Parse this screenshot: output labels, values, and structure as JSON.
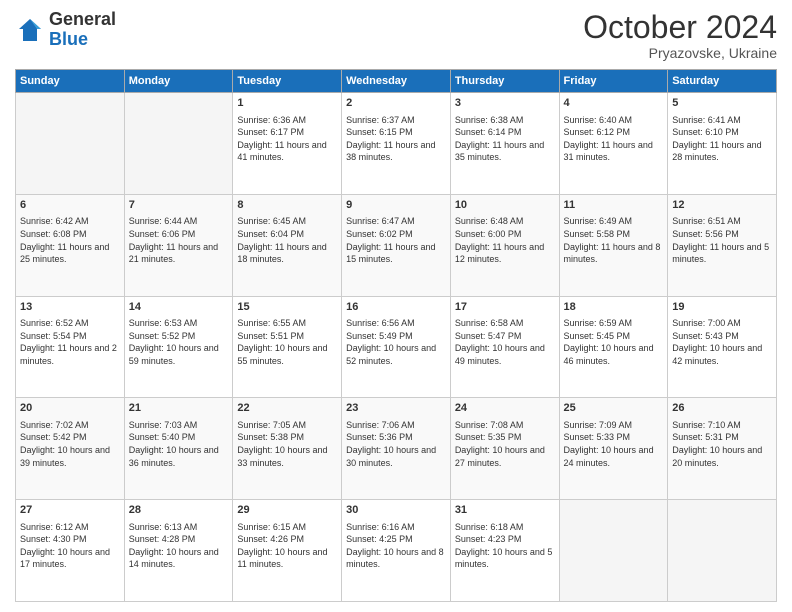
{
  "logo": {
    "general": "General",
    "blue": "Blue"
  },
  "title": {
    "month_year": "October 2024",
    "location": "Pryazovske, Ukraine"
  },
  "days_of_week": [
    "Sunday",
    "Monday",
    "Tuesday",
    "Wednesday",
    "Thursday",
    "Friday",
    "Saturday"
  ],
  "weeks": [
    [
      {
        "day": "",
        "info": ""
      },
      {
        "day": "",
        "info": ""
      },
      {
        "day": "1",
        "info": "Sunrise: 6:36 AM\nSunset: 6:17 PM\nDaylight: 11 hours and 41 minutes."
      },
      {
        "day": "2",
        "info": "Sunrise: 6:37 AM\nSunset: 6:15 PM\nDaylight: 11 hours and 38 minutes."
      },
      {
        "day": "3",
        "info": "Sunrise: 6:38 AM\nSunset: 6:14 PM\nDaylight: 11 hours and 35 minutes."
      },
      {
        "day": "4",
        "info": "Sunrise: 6:40 AM\nSunset: 6:12 PM\nDaylight: 11 hours and 31 minutes."
      },
      {
        "day": "5",
        "info": "Sunrise: 6:41 AM\nSunset: 6:10 PM\nDaylight: 11 hours and 28 minutes."
      }
    ],
    [
      {
        "day": "6",
        "info": "Sunrise: 6:42 AM\nSunset: 6:08 PM\nDaylight: 11 hours and 25 minutes."
      },
      {
        "day": "7",
        "info": "Sunrise: 6:44 AM\nSunset: 6:06 PM\nDaylight: 11 hours and 21 minutes."
      },
      {
        "day": "8",
        "info": "Sunrise: 6:45 AM\nSunset: 6:04 PM\nDaylight: 11 hours and 18 minutes."
      },
      {
        "day": "9",
        "info": "Sunrise: 6:47 AM\nSunset: 6:02 PM\nDaylight: 11 hours and 15 minutes."
      },
      {
        "day": "10",
        "info": "Sunrise: 6:48 AM\nSunset: 6:00 PM\nDaylight: 11 hours and 12 minutes."
      },
      {
        "day": "11",
        "info": "Sunrise: 6:49 AM\nSunset: 5:58 PM\nDaylight: 11 hours and 8 minutes."
      },
      {
        "day": "12",
        "info": "Sunrise: 6:51 AM\nSunset: 5:56 PM\nDaylight: 11 hours and 5 minutes."
      }
    ],
    [
      {
        "day": "13",
        "info": "Sunrise: 6:52 AM\nSunset: 5:54 PM\nDaylight: 11 hours and 2 minutes."
      },
      {
        "day": "14",
        "info": "Sunrise: 6:53 AM\nSunset: 5:52 PM\nDaylight: 10 hours and 59 minutes."
      },
      {
        "day": "15",
        "info": "Sunrise: 6:55 AM\nSunset: 5:51 PM\nDaylight: 10 hours and 55 minutes."
      },
      {
        "day": "16",
        "info": "Sunrise: 6:56 AM\nSunset: 5:49 PM\nDaylight: 10 hours and 52 minutes."
      },
      {
        "day": "17",
        "info": "Sunrise: 6:58 AM\nSunset: 5:47 PM\nDaylight: 10 hours and 49 minutes."
      },
      {
        "day": "18",
        "info": "Sunrise: 6:59 AM\nSunset: 5:45 PM\nDaylight: 10 hours and 46 minutes."
      },
      {
        "day": "19",
        "info": "Sunrise: 7:00 AM\nSunset: 5:43 PM\nDaylight: 10 hours and 42 minutes."
      }
    ],
    [
      {
        "day": "20",
        "info": "Sunrise: 7:02 AM\nSunset: 5:42 PM\nDaylight: 10 hours and 39 minutes."
      },
      {
        "day": "21",
        "info": "Sunrise: 7:03 AM\nSunset: 5:40 PM\nDaylight: 10 hours and 36 minutes."
      },
      {
        "day": "22",
        "info": "Sunrise: 7:05 AM\nSunset: 5:38 PM\nDaylight: 10 hours and 33 minutes."
      },
      {
        "day": "23",
        "info": "Sunrise: 7:06 AM\nSunset: 5:36 PM\nDaylight: 10 hours and 30 minutes."
      },
      {
        "day": "24",
        "info": "Sunrise: 7:08 AM\nSunset: 5:35 PM\nDaylight: 10 hours and 27 minutes."
      },
      {
        "day": "25",
        "info": "Sunrise: 7:09 AM\nSunset: 5:33 PM\nDaylight: 10 hours and 24 minutes."
      },
      {
        "day": "26",
        "info": "Sunrise: 7:10 AM\nSunset: 5:31 PM\nDaylight: 10 hours and 20 minutes."
      }
    ],
    [
      {
        "day": "27",
        "info": "Sunrise: 6:12 AM\nSunset: 4:30 PM\nDaylight: 10 hours and 17 minutes."
      },
      {
        "day": "28",
        "info": "Sunrise: 6:13 AM\nSunset: 4:28 PM\nDaylight: 10 hours and 14 minutes."
      },
      {
        "day": "29",
        "info": "Sunrise: 6:15 AM\nSunset: 4:26 PM\nDaylight: 10 hours and 11 minutes."
      },
      {
        "day": "30",
        "info": "Sunrise: 6:16 AM\nSunset: 4:25 PM\nDaylight: 10 hours and 8 minutes."
      },
      {
        "day": "31",
        "info": "Sunrise: 6:18 AM\nSunset: 4:23 PM\nDaylight: 10 hours and 5 minutes."
      },
      {
        "day": "",
        "info": ""
      },
      {
        "day": "",
        "info": ""
      }
    ]
  ]
}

WHAT YOU SHOULD DO> Except for the pictures, print the data above exactly.

SOLUTION TO THE EXERCISE>
Parse this screenshot: output labels, values, and structure as JSON.
{
  "logo": {
    "general": "General",
    "blue": "Blue"
  },
  "title": {
    "month_year": "October 2024",
    "location": "Pryazovske, Ukraine"
  },
  "days_of_week": [
    "Sunday",
    "Monday",
    "Tuesday",
    "Wednesday",
    "Thursday",
    "Friday",
    "Saturday"
  ],
  "weeks": [
    [
      {
        "day": "",
        "info": ""
      },
      {
        "day": "",
        "info": ""
      },
      {
        "day": "1",
        "info": "Sunrise: 6:36 AM\nSunset: 6:17 PM\nDaylight: 11 hours and 41 minutes."
      },
      {
        "day": "2",
        "info": "Sunrise: 6:37 AM\nSunset: 6:15 PM\nDaylight: 11 hours and 38 minutes."
      },
      {
        "day": "3",
        "info": "Sunrise: 6:38 AM\nSunset: 6:14 PM\nDaylight: 11 hours and 35 minutes."
      },
      {
        "day": "4",
        "info": "Sunrise: 6:40 AM\nSunset: 6:12 PM\nDaylight: 11 hours and 31 minutes."
      },
      {
        "day": "5",
        "info": "Sunrise: 6:41 AM\nSunset: 6:10 PM\nDaylight: 11 hours and 28 minutes."
      }
    ],
    [
      {
        "day": "6",
        "info": "Sunrise: 6:42 AM\nSunset: 6:08 PM\nDaylight: 11 hours and 25 minutes."
      },
      {
        "day": "7",
        "info": "Sunrise: 6:44 AM\nSunset: 6:06 PM\nDaylight: 11 hours and 21 minutes."
      },
      {
        "day": "8",
        "info": "Sunrise: 6:45 AM\nSunset: 6:04 PM\nDaylight: 11 hours and 18 minutes."
      },
      {
        "day": "9",
        "info": "Sunrise: 6:47 AM\nSunset: 6:02 PM\nDaylight: 11 hours and 15 minutes."
      },
      {
        "day": "10",
        "info": "Sunrise: 6:48 AM\nSunset: 6:00 PM\nDaylight: 11 hours and 12 minutes."
      },
      {
        "day": "11",
        "info": "Sunrise: 6:49 AM\nSunset: 5:58 PM\nDaylight: 11 hours and 8 minutes."
      },
      {
        "day": "12",
        "info": "Sunrise: 6:51 AM\nSunset: 5:56 PM\nDaylight: 11 hours and 5 minutes."
      }
    ],
    [
      {
        "day": "13",
        "info": "Sunrise: 6:52 AM\nSunset: 5:54 PM\nDaylight: 11 hours and 2 minutes."
      },
      {
        "day": "14",
        "info": "Sunrise: 6:53 AM\nSunset: 5:52 PM\nDaylight: 10 hours and 59 minutes."
      },
      {
        "day": "15",
        "info": "Sunrise: 6:55 AM\nSunset: 5:51 PM\nDaylight: 10 hours and 55 minutes."
      },
      {
        "day": "16",
        "info": "Sunrise: 6:56 AM\nSunset: 5:49 PM\nDaylight: 10 hours and 52 minutes."
      },
      {
        "day": "17",
        "info": "Sunrise: 6:58 AM\nSunset: 5:47 PM\nDaylight: 10 hours and 49 minutes."
      },
      {
        "day": "18",
        "info": "Sunrise: 6:59 AM\nSunset: 5:45 PM\nDaylight: 10 hours and 46 minutes."
      },
      {
        "day": "19",
        "info": "Sunrise: 7:00 AM\nSunset: 5:43 PM\nDaylight: 10 hours and 42 minutes."
      }
    ],
    [
      {
        "day": "20",
        "info": "Sunrise: 7:02 AM\nSunset: 5:42 PM\nDaylight: 10 hours and 39 minutes."
      },
      {
        "day": "21",
        "info": "Sunrise: 7:03 AM\nSunset: 5:40 PM\nDaylight: 10 hours and 36 minutes."
      },
      {
        "day": "22",
        "info": "Sunrise: 7:05 AM\nSunset: 5:38 PM\nDaylight: 10 hours and 33 minutes."
      },
      {
        "day": "23",
        "info": "Sunrise: 7:06 AM\nSunset: 5:36 PM\nDaylight: 10 hours and 30 minutes."
      },
      {
        "day": "24",
        "info": "Sunrise: 7:08 AM\nSunset: 5:35 PM\nDaylight: 10 hours and 27 minutes."
      },
      {
        "day": "25",
        "info": "Sunrise: 7:09 AM\nSunset: 5:33 PM\nDaylight: 10 hours and 24 minutes."
      },
      {
        "day": "26",
        "info": "Sunrise: 7:10 AM\nSunset: 5:31 PM\nDaylight: 10 hours and 20 minutes."
      }
    ],
    [
      {
        "day": "27",
        "info": "Sunrise: 6:12 AM\nSunset: 4:30 PM\nDaylight: 10 hours and 17 minutes."
      },
      {
        "day": "28",
        "info": "Sunrise: 6:13 AM\nSunset: 4:28 PM\nDaylight: 10 hours and 14 minutes."
      },
      {
        "day": "29",
        "info": "Sunrise: 6:15 AM\nSunset: 4:26 PM\nDaylight: 10 hours and 11 minutes."
      },
      {
        "day": "30",
        "info": "Sunrise: 6:16 AM\nSunset: 4:25 PM\nDaylight: 10 hours and 8 minutes."
      },
      {
        "day": "31",
        "info": "Sunrise: 6:18 AM\nSunset: 4:23 PM\nDaylight: 10 hours and 5 minutes."
      },
      {
        "day": "",
        "info": ""
      },
      {
        "day": "",
        "info": ""
      }
    ]
  ]
}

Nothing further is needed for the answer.